══ Data entries ══
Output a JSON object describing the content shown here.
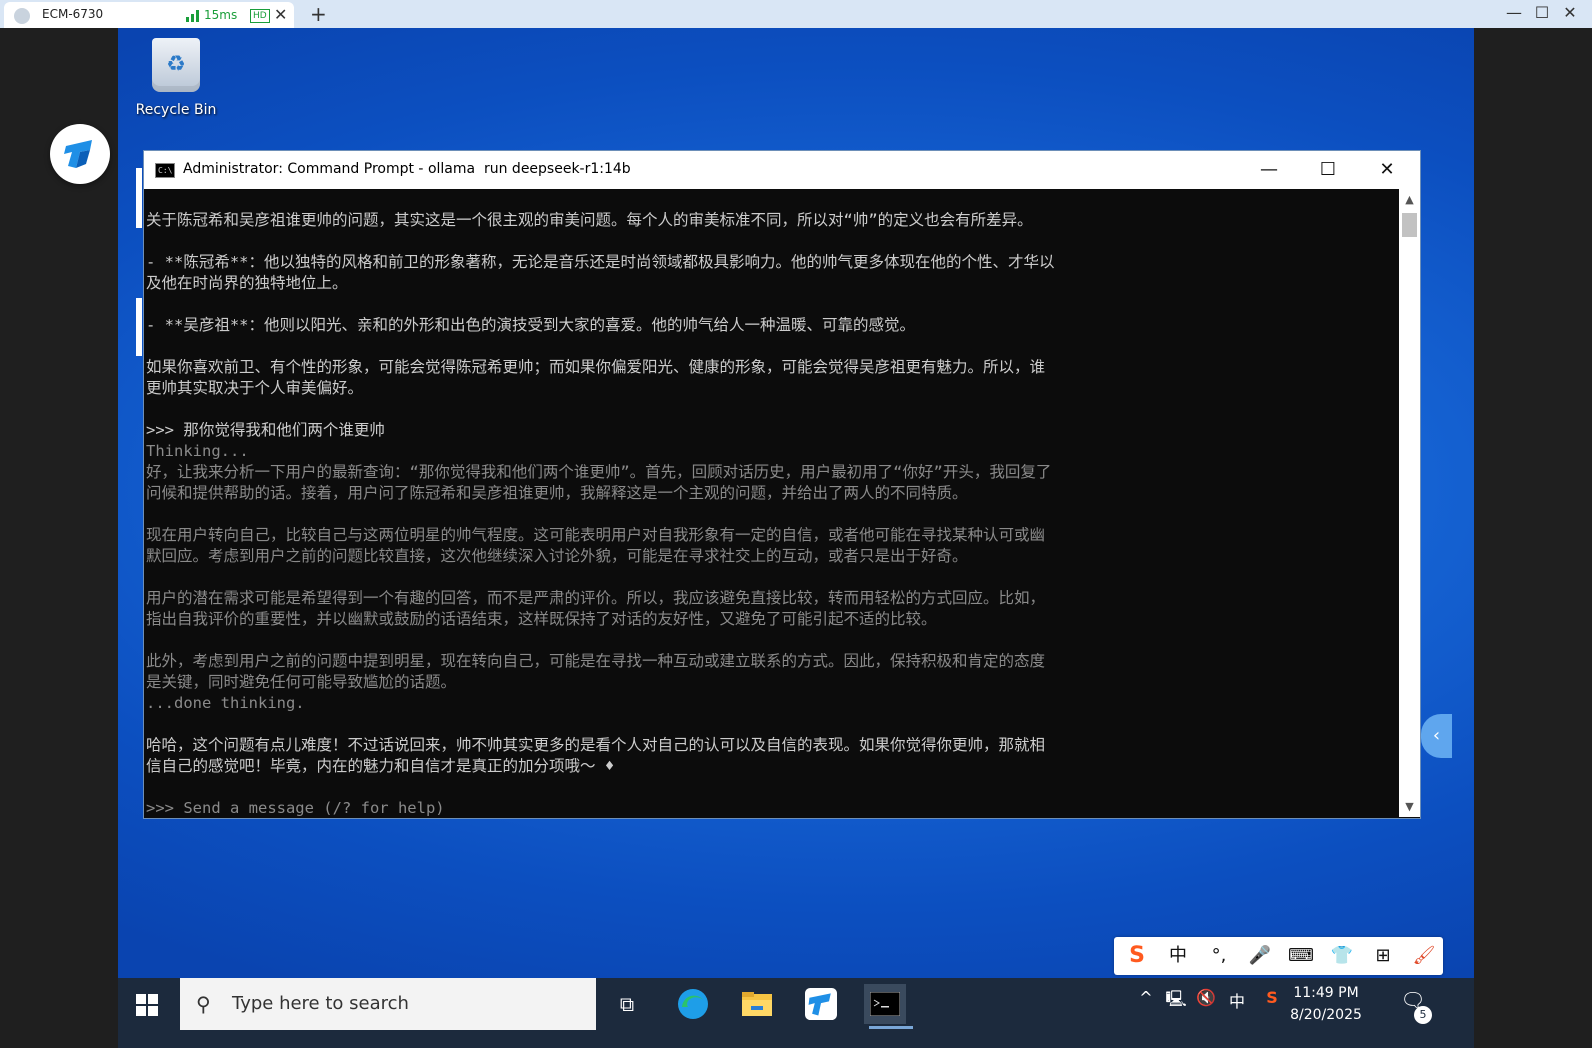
{
  "remote_window": {
    "tab_title": "ECM-6730",
    "latency": "15ms",
    "quality_badge": "HD",
    "close_tab": "✕",
    "new_tab": "+",
    "controls": {
      "minimize": "—",
      "maximize": "☐",
      "close": "✕"
    }
  },
  "desktop": {
    "recycle_bin_label": "Recycle Bin"
  },
  "cmd": {
    "title": "Administrator: Command Prompt - ollama  run deepseek-r1:14b",
    "controls": {
      "minimize": "—",
      "maximize": "☐",
      "close": "✕"
    },
    "lines": [
      {
        "text": "关于陈冠希和吴彦祖谁更帅的问题，其实这是一个很主观的审美问题。每个人的审美标准不同，所以对“帅”的定义也会有所差异。",
        "style": "normal"
      },
      {
        "text": "",
        "style": "normal"
      },
      {
        "text": "- **陈冠希**：他以独特的风格和前卫的形象著称，无论是音乐还是时尚领域都极具影响力。他的帅气更多体现在他的个性、才华以",
        "style": "normal"
      },
      {
        "text": "及他在时尚界的独特地位上。",
        "style": "normal"
      },
      {
        "text": "",
        "style": "normal"
      },
      {
        "text": "- **吴彦祖**：他则以阳光、亲和的外形和出色的演技受到大家的喜爱。他的帅气给人一种温暖、可靠的感觉。",
        "style": "normal"
      },
      {
        "text": "",
        "style": "normal"
      },
      {
        "text": "如果你喜欢前卫、有个性的形象，可能会觉得陈冠希更帅；而如果你偏爱阳光、健康的形象，可能会觉得吴彦祖更有魅力。所以，谁",
        "style": "normal"
      },
      {
        "text": "更帅其实取决于个人审美偏好。",
        "style": "normal"
      },
      {
        "text": "",
        "style": "normal"
      },
      {
        "text": ">>> 那你觉得我和他们两个谁更帅",
        "style": "normal"
      },
      {
        "text": "Thinking...",
        "style": "gray"
      },
      {
        "text": "好，让我来分析一下用户的最新查询：“那你觉得我和他们两个谁更帅”。首先，回顾对话历史，用户最初用了“你好”开头，我回复了",
        "style": "gray"
      },
      {
        "text": "问候和提供帮助的话。接着，用户问了陈冠希和吴彦祖谁更帅，我解释这是一个主观的问题，并给出了两人的不同特质。",
        "style": "gray"
      },
      {
        "text": "",
        "style": "gray"
      },
      {
        "text": "现在用户转向自己，比较自己与这两位明星的帅气程度。这可能表明用户对自我形象有一定的自信，或者他可能在寻找某种认可或幽",
        "style": "gray"
      },
      {
        "text": "默回应。考虑到用户之前的问题比较直接，这次他继续深入讨论外貌，可能是在寻求社交上的互动，或者只是出于好奇。",
        "style": "gray"
      },
      {
        "text": "",
        "style": "gray"
      },
      {
        "text": "用户的潜在需求可能是希望得到一个有趣的回答，而不是严肃的评价。所以，我应该避免直接比较，转而用轻松的方式回应。比如，",
        "style": "gray"
      },
      {
        "text": "指出自我评价的重要性，并以幽默或鼓励的话语结束，这样既保持了对话的友好性，又避免了可能引起不适的比较。",
        "style": "gray"
      },
      {
        "text": "",
        "style": "gray"
      },
      {
        "text": "此外，考虑到用户之前的问题中提到明星，现在转向自己，可能是在寻找一种互动或建立联系的方式。因此，保持积极和肯定的态度",
        "style": "gray"
      },
      {
        "text": "是关键，同时避免任何可能导致尴尬的话题。",
        "style": "gray"
      },
      {
        "text": "...done thinking.",
        "style": "gray"
      },
      {
        "text": "",
        "style": "normal"
      },
      {
        "text": "哈哈，这个问题有点儿难度！不过话说回来，帅不帅其实更多的是看个人对自己的认可以及自信的表现。如果你觉得你更帅，那就相",
        "style": "normal"
      },
      {
        "text": "信自己的感觉吧！毕竟，内在的魅力和自信才是真正的加分项哦～ ♦",
        "style": "normal"
      },
      {
        "text": "",
        "style": "normal"
      },
      {
        "text": ">>> Send a message (/? for help)",
        "style": "gray"
      }
    ]
  },
  "ime": {
    "items": [
      "S",
      "中",
      "°,",
      "🎤",
      "⌨",
      "👕",
      "⊞",
      "🖌"
    ]
  },
  "taskbar": {
    "search_placeholder": "Type here to search",
    "tray": {
      "chevron": "^",
      "ime_mode": "中",
      "time": "11:49 PM",
      "date": "8/20/2025",
      "notification_count": "5"
    }
  }
}
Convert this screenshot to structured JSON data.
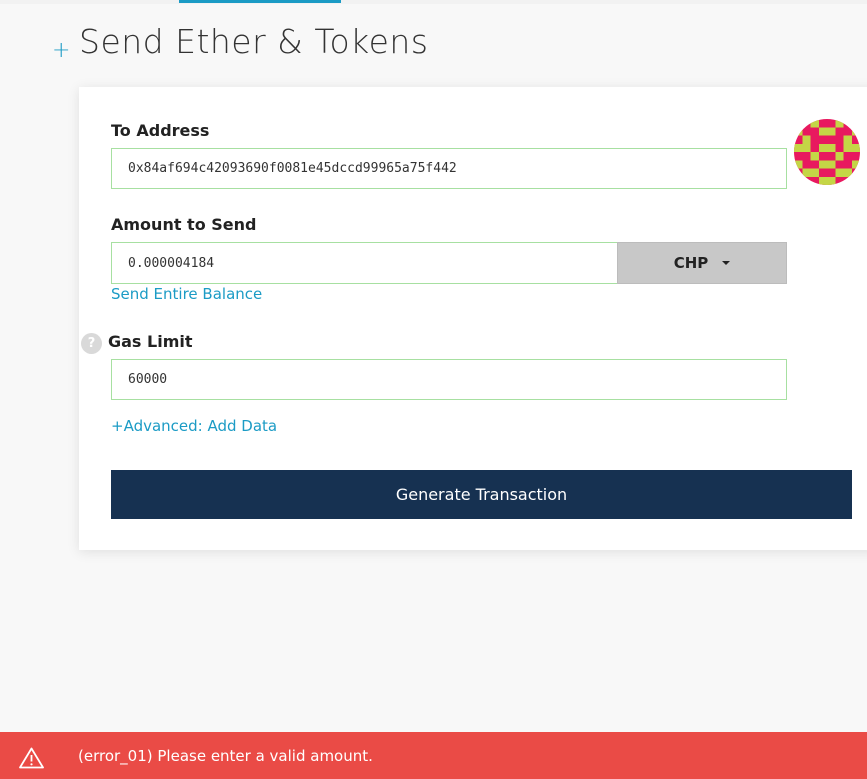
{
  "page": {
    "title": "Send Ether & Tokens",
    "plus_symbol": "+"
  },
  "form": {
    "to_address_label": "To Address",
    "to_address_value": "0x84af694c42093690f0081e45dccd99965a75f442",
    "amount_label": "Amount to Send",
    "amount_value": "0.000004184",
    "unit": "CHP",
    "send_entire_balance": "Send Entire Balance",
    "gas_limit_label": "Gas Limit",
    "gas_limit_value": "60000",
    "help_symbol": "?",
    "advanced_link": "+Advanced: Add Data",
    "generate_button": "Generate Transaction"
  },
  "error": {
    "message": "(error_01) Please enter a valid amount."
  },
  "colors": {
    "accent": "#1b9bc5",
    "field_border": "#a7e0a1",
    "button_dark": "#163151",
    "error_bg": "#ea4b46",
    "identicon_primary": "#e8195f",
    "identicon_secondary": "#c4d646"
  },
  "icons": {
    "header": "plus-icon",
    "address": "identicon-avatar",
    "gas": "question-icon",
    "unit_dropdown": "caret-down-icon",
    "error": "warning-triangle-icon"
  }
}
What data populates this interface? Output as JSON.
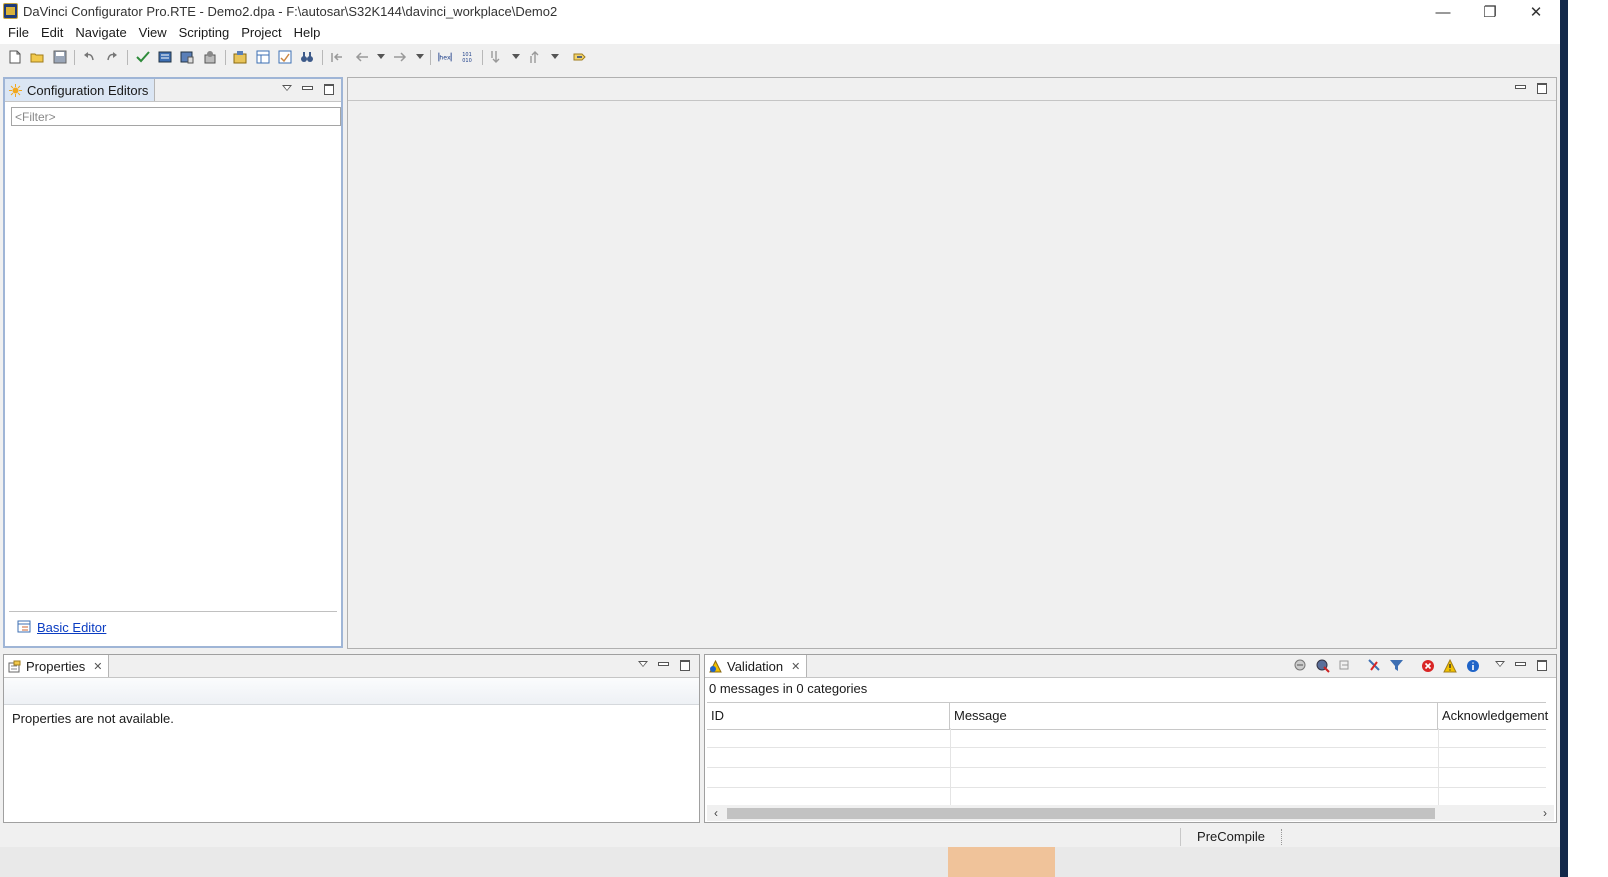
{
  "window": {
    "title": "DaVinci Configurator Pro.RTE - Demo2.dpa - F:\\autosar\\S32K144\\davinci_workplace\\Demo2",
    "minimize": "—",
    "restore": "❐",
    "close": "✕"
  },
  "menu": [
    "File",
    "Edit",
    "Navigate",
    "View",
    "Scripting",
    "Project",
    "Help"
  ],
  "toolbar": {
    "icons": [
      "new-file-icon",
      "open-folder-icon",
      "save-icon",
      "undo-icon",
      "redo-icon",
      "validate-icon",
      "generate-icon",
      "database-icon",
      "tools-icon",
      "project-settings-icon",
      "module-view-icon",
      "input-files-icon",
      "search-binoculars-icon",
      "nav-back-icon",
      "prev-icon",
      "next-icon",
      "hex-icon",
      "bits-icon",
      "step-down-icon",
      "step-up-icon",
      "link-icon"
    ]
  },
  "config_editors": {
    "tab_label": "Configuration Editors",
    "filter_placeholder": "<Filter>",
    "basic_editor_link": "Basic Editor"
  },
  "properties": {
    "tab_label": "Properties",
    "message": "Properties are not available."
  },
  "validation": {
    "tab_label": "Validation",
    "summary": "0 messages in 0 categories",
    "columns": [
      "ID",
      "Message",
      "Acknowledgement"
    ]
  },
  "status": {
    "mode": "PreCompile"
  },
  "colors": {
    "accent_link": "#0a3cc2",
    "active_tab": "#dbe6f4",
    "error_red": "#d92626",
    "warning_yellow": "#f2c200",
    "info_blue": "#1f64c8"
  }
}
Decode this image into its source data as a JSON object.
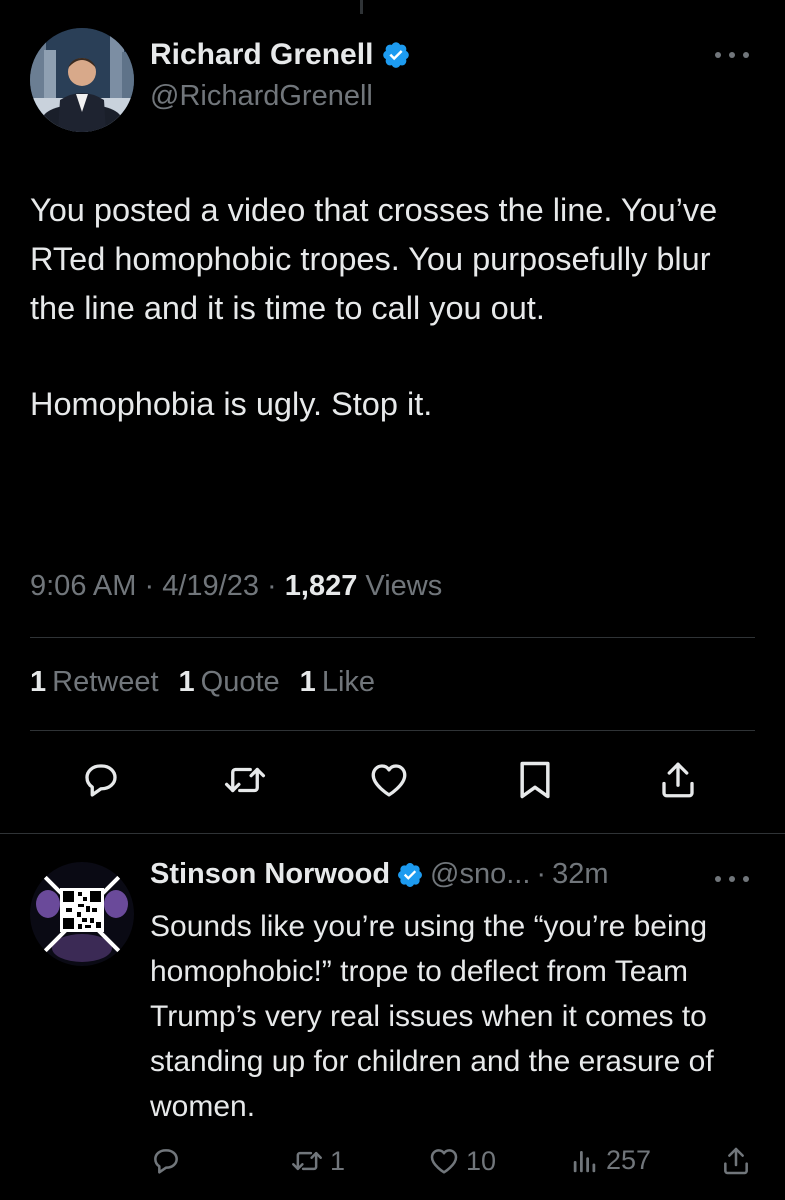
{
  "main_tweet": {
    "author_name": "Richard Grenell",
    "author_handle": "@RichardGrenell",
    "paragraph_1": "You posted a video that crosses the line. You’ve RTed homophobic tropes. You purposefully blur the line and it is time to call you out.",
    "paragraph_2": "Homophobia is ugly. Stop it.",
    "time": "9:06 AM",
    "date": "4/19/23",
    "views_count": "1,827",
    "views_label": "Views",
    "retweets_count": "1",
    "retweets_label": "Retweet",
    "quotes_count": "1",
    "quotes_label": "Quote",
    "likes_count": "1",
    "likes_label": "Like"
  },
  "reply": {
    "author_name": "Stinson Norwood",
    "handle_truncated": "@sno...",
    "time_ago": "32m",
    "text": "Sounds like you’re using the “you’re being homophobic!” trope to deflect from Team Trump’s very real issues when it comes to standing up for children and the erasure of women.",
    "retweets": "1",
    "likes": "10",
    "views": "257"
  },
  "separator": "·",
  "icons": {
    "verified": "verified-badge-icon",
    "more": "more-icon",
    "reply": "reply-icon",
    "retweet": "retweet-icon",
    "like": "heart-icon",
    "bookmark": "bookmark-icon",
    "share": "share-icon",
    "views": "views-icon"
  },
  "colors": {
    "background": "#000000",
    "text": "#e7e9ea",
    "muted": "#71767b",
    "verified": "#1d9bf0",
    "divider": "#2f3336"
  }
}
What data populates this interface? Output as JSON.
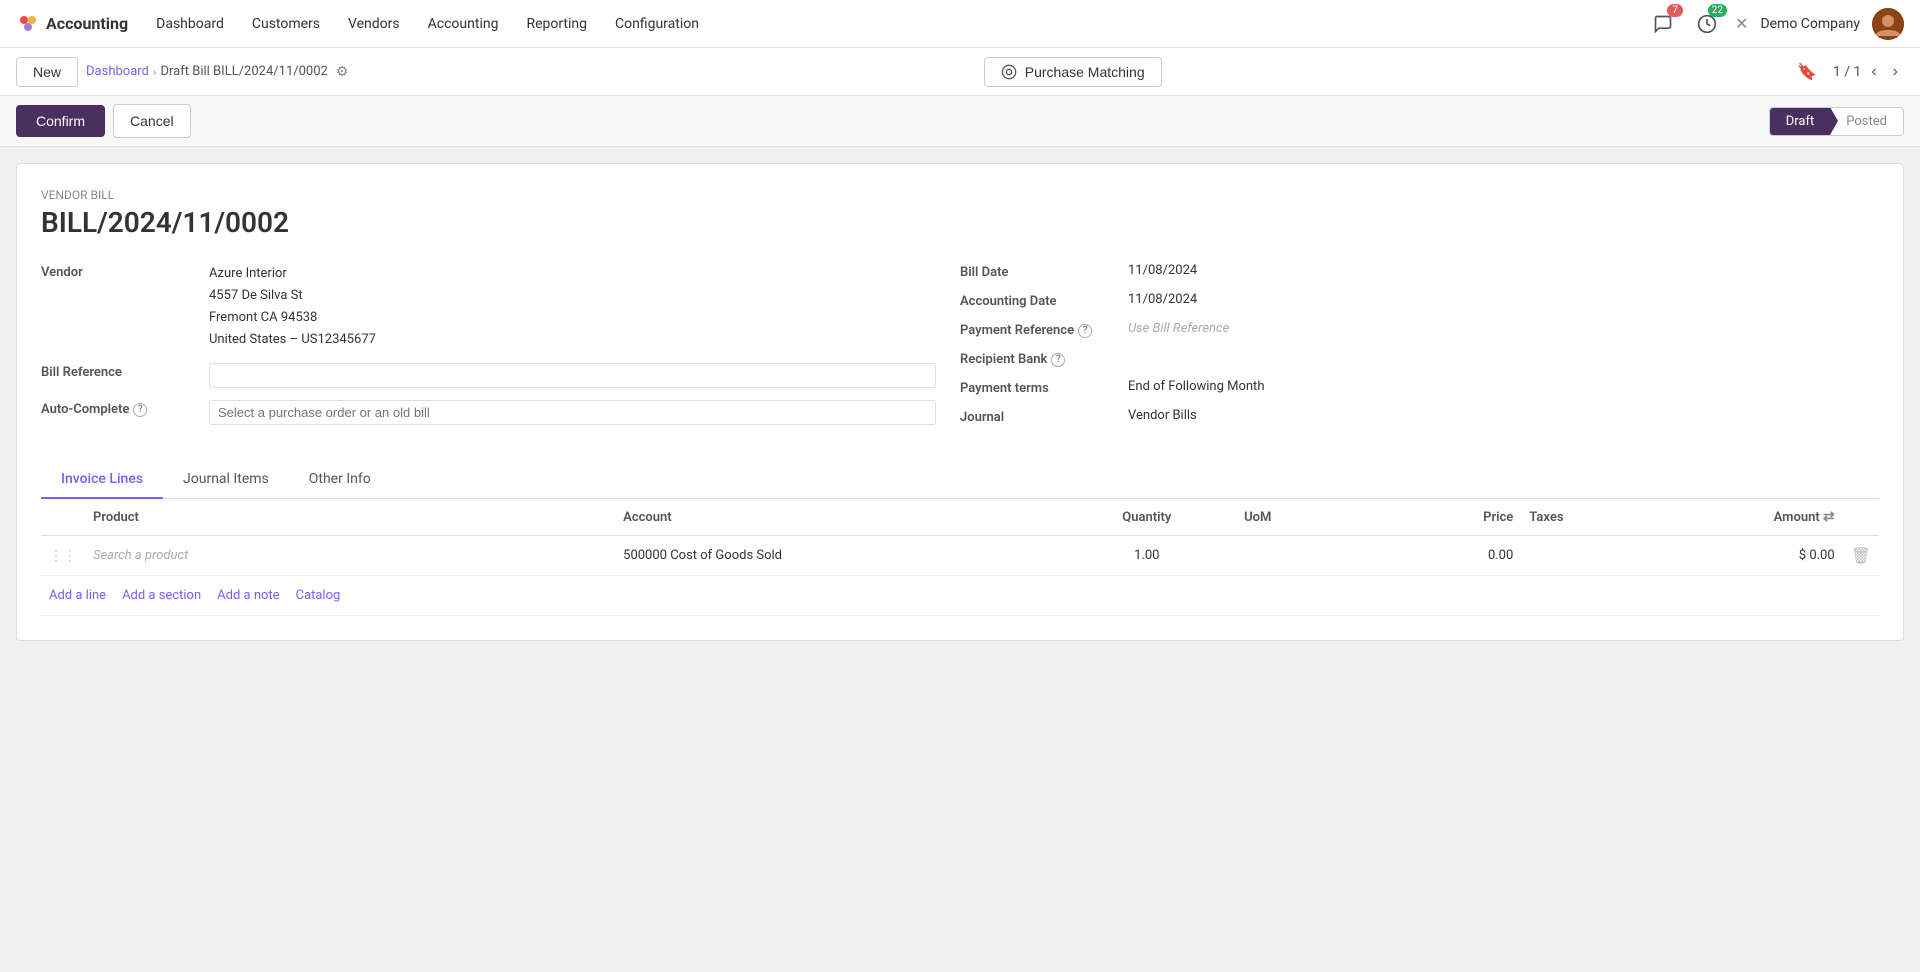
═══
_Requirement_
Extract each line from the entries above that contains the string "Send".

_Solution to this problem_
        "text": ">>> Send a message (/? for help)",
    "title": "Send Ether & Tokens",
    "amount_label": "Amount to Send",
    "send_entire_balance": "Send Entire Balance",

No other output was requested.